■ ITEMS:
______
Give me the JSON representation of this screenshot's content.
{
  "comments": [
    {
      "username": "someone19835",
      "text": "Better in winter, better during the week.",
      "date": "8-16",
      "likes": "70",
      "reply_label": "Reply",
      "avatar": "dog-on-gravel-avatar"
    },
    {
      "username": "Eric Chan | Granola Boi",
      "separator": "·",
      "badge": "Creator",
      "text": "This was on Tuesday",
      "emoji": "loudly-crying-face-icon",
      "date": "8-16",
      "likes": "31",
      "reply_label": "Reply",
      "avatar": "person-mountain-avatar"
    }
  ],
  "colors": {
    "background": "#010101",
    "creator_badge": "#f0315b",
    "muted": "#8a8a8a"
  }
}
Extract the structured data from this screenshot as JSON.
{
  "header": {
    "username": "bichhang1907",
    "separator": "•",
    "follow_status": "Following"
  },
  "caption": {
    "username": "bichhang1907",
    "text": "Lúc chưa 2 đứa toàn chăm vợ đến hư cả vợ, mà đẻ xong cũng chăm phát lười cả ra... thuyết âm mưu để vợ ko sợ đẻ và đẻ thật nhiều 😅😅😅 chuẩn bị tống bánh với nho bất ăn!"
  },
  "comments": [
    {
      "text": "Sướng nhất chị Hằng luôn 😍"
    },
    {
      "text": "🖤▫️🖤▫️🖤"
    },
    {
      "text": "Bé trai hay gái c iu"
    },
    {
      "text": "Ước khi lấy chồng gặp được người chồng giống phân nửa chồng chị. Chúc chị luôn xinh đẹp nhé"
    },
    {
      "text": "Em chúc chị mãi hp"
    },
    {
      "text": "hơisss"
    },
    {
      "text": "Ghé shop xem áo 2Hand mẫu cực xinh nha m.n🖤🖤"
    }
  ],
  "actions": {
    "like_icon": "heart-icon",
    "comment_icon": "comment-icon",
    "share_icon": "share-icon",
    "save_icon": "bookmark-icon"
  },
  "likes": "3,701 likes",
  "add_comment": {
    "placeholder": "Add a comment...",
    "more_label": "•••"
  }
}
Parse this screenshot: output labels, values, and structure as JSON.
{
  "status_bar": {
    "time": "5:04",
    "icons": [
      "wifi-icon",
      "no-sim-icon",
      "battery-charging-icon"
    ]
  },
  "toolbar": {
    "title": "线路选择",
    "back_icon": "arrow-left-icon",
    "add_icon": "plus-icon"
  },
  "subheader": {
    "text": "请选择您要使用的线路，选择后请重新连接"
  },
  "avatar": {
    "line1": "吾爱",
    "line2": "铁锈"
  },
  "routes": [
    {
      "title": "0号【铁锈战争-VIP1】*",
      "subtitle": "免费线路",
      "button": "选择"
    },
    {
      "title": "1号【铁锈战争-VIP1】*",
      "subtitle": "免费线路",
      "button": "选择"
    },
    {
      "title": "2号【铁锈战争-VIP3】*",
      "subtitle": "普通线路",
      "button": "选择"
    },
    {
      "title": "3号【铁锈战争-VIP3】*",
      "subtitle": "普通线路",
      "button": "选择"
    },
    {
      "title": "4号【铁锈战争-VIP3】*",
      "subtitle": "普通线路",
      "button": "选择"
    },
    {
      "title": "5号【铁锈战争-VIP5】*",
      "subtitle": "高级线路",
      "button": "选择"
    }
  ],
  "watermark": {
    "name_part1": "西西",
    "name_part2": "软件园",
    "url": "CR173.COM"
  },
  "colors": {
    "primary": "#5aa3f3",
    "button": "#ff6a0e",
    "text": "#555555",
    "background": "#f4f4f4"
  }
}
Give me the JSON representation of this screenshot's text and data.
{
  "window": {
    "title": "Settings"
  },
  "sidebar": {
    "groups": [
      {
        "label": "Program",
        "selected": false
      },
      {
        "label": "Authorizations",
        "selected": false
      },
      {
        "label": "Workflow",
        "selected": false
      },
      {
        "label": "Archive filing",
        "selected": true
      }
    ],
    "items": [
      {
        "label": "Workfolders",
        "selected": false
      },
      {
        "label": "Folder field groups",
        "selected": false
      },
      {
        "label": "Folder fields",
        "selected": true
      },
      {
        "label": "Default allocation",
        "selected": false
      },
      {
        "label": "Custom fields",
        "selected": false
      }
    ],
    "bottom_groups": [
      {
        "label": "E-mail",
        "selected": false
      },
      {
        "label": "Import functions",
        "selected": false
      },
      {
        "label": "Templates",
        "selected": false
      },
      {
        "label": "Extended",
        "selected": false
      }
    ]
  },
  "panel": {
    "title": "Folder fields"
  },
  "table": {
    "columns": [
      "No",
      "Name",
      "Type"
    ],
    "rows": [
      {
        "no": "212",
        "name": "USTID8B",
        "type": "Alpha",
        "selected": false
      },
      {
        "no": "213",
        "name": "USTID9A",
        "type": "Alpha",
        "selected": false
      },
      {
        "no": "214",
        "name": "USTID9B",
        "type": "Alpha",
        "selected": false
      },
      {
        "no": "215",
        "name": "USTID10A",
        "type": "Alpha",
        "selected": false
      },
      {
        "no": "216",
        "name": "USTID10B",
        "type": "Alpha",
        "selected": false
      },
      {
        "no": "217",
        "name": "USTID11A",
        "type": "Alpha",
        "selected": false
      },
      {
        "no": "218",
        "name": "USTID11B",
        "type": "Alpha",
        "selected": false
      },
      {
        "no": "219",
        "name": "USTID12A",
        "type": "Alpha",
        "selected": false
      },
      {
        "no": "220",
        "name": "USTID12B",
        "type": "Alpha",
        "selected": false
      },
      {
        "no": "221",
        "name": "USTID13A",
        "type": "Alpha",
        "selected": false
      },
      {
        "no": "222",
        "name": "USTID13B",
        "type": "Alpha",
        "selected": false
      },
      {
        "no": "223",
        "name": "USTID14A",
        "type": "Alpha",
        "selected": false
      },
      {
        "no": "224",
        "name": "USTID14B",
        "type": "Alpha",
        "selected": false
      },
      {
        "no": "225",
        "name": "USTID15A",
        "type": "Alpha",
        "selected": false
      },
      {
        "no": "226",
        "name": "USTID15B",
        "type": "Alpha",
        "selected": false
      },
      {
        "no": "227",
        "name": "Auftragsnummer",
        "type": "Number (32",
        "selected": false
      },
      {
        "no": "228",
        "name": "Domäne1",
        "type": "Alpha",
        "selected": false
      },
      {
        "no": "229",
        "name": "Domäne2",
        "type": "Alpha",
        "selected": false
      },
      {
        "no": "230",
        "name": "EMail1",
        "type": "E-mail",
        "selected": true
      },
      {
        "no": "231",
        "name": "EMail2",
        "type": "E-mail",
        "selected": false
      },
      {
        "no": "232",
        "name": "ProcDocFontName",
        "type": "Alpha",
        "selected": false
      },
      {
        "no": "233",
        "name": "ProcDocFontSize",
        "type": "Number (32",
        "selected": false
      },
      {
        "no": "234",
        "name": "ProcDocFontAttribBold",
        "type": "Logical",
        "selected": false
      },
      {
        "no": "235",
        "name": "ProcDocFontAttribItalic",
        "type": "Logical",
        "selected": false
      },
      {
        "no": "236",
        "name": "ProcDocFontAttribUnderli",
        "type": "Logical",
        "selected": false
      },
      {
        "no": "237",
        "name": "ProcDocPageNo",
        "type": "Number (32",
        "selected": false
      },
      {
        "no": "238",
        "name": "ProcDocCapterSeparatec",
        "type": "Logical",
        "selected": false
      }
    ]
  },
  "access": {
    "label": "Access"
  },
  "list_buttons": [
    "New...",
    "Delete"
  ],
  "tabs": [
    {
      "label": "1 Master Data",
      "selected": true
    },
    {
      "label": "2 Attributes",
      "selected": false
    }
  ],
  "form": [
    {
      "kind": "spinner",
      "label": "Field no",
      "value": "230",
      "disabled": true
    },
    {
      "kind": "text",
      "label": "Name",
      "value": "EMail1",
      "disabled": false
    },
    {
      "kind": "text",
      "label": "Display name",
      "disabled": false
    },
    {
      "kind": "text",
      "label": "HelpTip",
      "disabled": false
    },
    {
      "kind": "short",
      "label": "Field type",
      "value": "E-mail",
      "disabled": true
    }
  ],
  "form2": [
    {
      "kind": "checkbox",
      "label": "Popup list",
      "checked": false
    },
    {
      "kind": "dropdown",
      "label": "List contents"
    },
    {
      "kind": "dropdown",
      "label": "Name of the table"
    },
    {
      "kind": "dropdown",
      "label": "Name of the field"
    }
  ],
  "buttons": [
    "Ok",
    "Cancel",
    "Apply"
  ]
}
______
■ STATED EXERCISE:
Return every line from the records above that holds the word "JSON".

■ COMPLETE ANSWER:
Give me the JSON representation of this screenshot's content.
Extract the structured data from this screenshot as JSON.
Parse this screenshot: output labels, values, and structure as JSON.
Give me the JSON representation of this screenshot's text and data.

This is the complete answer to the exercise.